Could you rewrite each of the rows below as a JSON list of strings, one string per line, skipping blank lines and leaving out the pictures?

* start DATA SHOWN *

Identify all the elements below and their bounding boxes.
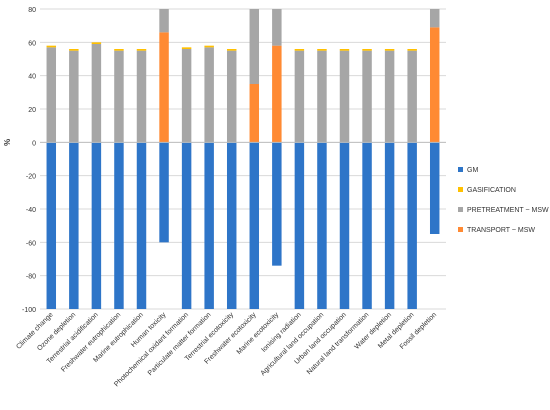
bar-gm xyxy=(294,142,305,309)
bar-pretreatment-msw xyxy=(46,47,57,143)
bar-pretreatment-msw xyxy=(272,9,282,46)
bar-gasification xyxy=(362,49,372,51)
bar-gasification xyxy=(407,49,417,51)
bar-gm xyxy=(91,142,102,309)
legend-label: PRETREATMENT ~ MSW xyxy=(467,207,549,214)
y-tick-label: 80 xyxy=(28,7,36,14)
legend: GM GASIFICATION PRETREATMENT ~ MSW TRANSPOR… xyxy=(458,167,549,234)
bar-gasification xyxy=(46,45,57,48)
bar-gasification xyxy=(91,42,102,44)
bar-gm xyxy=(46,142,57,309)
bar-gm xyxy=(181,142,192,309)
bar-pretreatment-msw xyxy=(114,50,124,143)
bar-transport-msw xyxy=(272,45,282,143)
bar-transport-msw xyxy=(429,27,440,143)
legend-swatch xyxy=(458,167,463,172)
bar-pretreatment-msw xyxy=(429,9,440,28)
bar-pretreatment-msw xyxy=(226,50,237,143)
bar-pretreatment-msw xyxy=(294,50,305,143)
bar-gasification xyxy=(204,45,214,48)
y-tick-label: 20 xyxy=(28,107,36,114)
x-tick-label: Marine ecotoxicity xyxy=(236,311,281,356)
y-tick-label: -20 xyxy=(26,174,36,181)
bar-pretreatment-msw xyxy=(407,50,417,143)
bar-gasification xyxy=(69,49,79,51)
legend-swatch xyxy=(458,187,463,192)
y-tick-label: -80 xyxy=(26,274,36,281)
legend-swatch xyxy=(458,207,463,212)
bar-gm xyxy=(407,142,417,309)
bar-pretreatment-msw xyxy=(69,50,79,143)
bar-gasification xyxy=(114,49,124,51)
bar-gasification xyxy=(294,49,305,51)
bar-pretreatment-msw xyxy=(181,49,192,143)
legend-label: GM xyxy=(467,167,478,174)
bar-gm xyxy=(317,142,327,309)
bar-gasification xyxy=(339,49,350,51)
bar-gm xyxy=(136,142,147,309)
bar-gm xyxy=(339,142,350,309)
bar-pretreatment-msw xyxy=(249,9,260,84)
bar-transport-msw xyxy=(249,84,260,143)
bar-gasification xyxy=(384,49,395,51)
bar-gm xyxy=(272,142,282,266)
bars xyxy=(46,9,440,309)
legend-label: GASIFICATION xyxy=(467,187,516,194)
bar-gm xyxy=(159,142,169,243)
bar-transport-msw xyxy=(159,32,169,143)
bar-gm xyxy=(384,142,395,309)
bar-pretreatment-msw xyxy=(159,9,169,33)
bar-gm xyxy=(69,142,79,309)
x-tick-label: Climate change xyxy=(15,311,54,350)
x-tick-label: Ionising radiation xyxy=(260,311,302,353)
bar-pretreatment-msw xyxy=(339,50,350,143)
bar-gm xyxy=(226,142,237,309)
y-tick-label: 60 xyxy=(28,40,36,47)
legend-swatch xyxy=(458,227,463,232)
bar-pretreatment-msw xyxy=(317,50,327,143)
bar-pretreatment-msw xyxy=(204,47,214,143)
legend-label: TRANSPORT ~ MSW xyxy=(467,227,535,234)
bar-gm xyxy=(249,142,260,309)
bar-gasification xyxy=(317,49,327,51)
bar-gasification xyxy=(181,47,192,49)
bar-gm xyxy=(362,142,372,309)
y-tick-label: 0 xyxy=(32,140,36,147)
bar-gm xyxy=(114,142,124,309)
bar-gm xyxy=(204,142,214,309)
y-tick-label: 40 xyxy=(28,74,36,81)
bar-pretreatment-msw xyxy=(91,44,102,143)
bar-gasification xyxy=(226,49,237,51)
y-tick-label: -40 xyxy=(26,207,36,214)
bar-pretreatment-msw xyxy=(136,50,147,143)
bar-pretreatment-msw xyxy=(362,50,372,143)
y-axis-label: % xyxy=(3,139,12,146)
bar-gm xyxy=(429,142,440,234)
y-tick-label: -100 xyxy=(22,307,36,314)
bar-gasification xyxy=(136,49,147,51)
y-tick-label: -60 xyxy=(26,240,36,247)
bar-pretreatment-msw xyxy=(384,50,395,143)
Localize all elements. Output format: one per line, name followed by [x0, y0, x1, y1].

* end DATA SHOWN *

SOLUTION TO THIS EXERCISE>
[
  "Identify all the elements below and their bounding boxes.",
  "bar-gm xyxy=(294,142,305,309)",
  "bar-pretreatment-msw xyxy=(46,47,57,143)",
  "bar-pretreatment-msw xyxy=(272,9,282,46)",
  "bar-gasification xyxy=(362,49,372,51)",
  "bar-gasification xyxy=(407,49,417,51)",
  "bar-gm xyxy=(91,142,102,309)",
  "legend-label: PRETREATMENT ~ MSW xyxy=(467,207,549,214)",
  "y-tick-label: 80 xyxy=(28,7,36,14)",
  "legend: GM GASIFICATION PRETREATMENT ~ MSW TRANSPOR… xyxy=(458,167,549,234)",
  "bar-gasification xyxy=(46,45,57,48)",
  "bar-gasification xyxy=(91,42,102,44)",
  "bar-gm xyxy=(46,142,57,309)",
  "bar-gm xyxy=(181,142,192,309)",
  "bar-pretreatment-msw xyxy=(114,50,124,143)",
  "bar-transport-msw xyxy=(272,45,282,143)",
  "bar-transport-msw xyxy=(429,27,440,143)",
  "legend-swatch xyxy=(458,167,463,172)",
  "bar-pretreatment-msw xyxy=(429,9,440,28)",
  "bar-pretreatment-msw xyxy=(226,50,237,143)",
  "bar-pretreatment-msw xyxy=(294,50,305,143)",
  "bar-gasification xyxy=(204,45,214,48)",
  "y-tick-label: 20 xyxy=(28,107,36,114)",
  "x-tick-label: Marine ecotoxicity xyxy=(236,311,281,356)",
  "y-tick-label: -20 xyxy=(26,174,36,181)",
  "bar-pretreatment-msw xyxy=(407,50,417,143)",
  "bar-gasification xyxy=(69,49,79,51)",
  "legend-swatch xyxy=(458,187,463,192)",
  "y-tick-label: -80 xyxy=(26,274,36,281)",
  "legend-swatch xyxy=(458,207,463,212)",
  "bar-gm xyxy=(407,142,417,309)",
  "bar-pretreatment-msw xyxy=(69,50,79,143)",
  "bar-gasification xyxy=(114,49,124,51)",
  "bar-gasification xyxy=(294,49,305,51)",
  "bar-pretreatment-msw xyxy=(181,49,192,143)",
  "legend-label: GM xyxy=(467,167,478,174)",
  "bar-gm xyxy=(317,142,327,309)",
  "bar-gasification xyxy=(339,49,350,51)",
  "bar-gm xyxy=(136,142,147,309)",
  "bar-gm xyxy=(339,142,350,309)",
  "bar-pretreatment-msw xyxy=(249,9,260,84)",
  "bar-transport-msw xyxy=(249,84,260,143)",
  "bar-gasification xyxy=(384,49,395,51)",
  "bar-gm xyxy=(272,142,282,266)",
  "bars xyxy=(46,9,440,309)",
  "legend-label: GASIFICATION xyxy=(467,187,516,194)",
  "bar-gm xyxy=(159,142,169,243)",
  "bar-transport-msw xyxy=(159,32,169,143)",
  "bar-gm xyxy=(384,142,395,309)",
  "bar-pretreatment-msw xyxy=(159,9,169,33)",
  "bar-gm xyxy=(69,142,79,309)",
  "x-tick-label: Climate change xyxy=(15,311,54,350)",
  "x-tick-label: Ionising radiation xyxy=(260,311,302,353)",
  "bar-pretreatment-msw xyxy=(339,50,350,143)",
  "bar-gm xyxy=(226,142,237,309)",
  "y-tick-label: 60 xyxy=(28,40,36,47)",
  "legend-swatch xyxy=(458,227,463,232)",
  "bar-pretreatment-msw xyxy=(317,50,327,143)",
  "bar-pretreatment-msw xyxy=(204,47,214,143)",
  "legend-label: TRANSPORT ~ MSW xyxy=(467,227,535,234)",
  "bar-gm xyxy=(249,142,260,309)",
  "bar-gasification xyxy=(317,49,327,51)",
  "bar-gasification xyxy=(181,47,192,49)",
  "bar-gm xyxy=(362,142,372,309)",
  "y-tick-label: 0 xyxy=(32,140,36,147)",
  "bar-gm xyxy=(114,142,124,309)",
  "bar-gm xyxy=(204,142,214,309)",
  "y-tick-label: 40 xyxy=(28,74,36,81)",
  "bar-pretreatment-msw xyxy=(91,44,102,143)",
  "bar-gasification xyxy=(226,49,237,51)",
  "y-tick-label: -40 xyxy=(26,207,36,214)",
  "bar-pretreatment-msw xyxy=(136,50,147,143)",
  "bar-pretreatment-msw xyxy=(362,50,372,143)",
  "y-axis-label: % xyxy=(3,139,12,146)",
  "bar-gm xyxy=(429,142,440,234)",
  "y-tick-label: -100 xyxy=(22,307,36,314)",
  "bar-gasification xyxy=(136,49,147,51)",
  "y-tick-label: -60 xyxy=(26,240,36,247)",
  "bar-pretreatment-msw xyxy=(384,50,395,143)",
  "Localize all elements. Output format: one per line, name followed by [x0, y0, x1, y1]."
]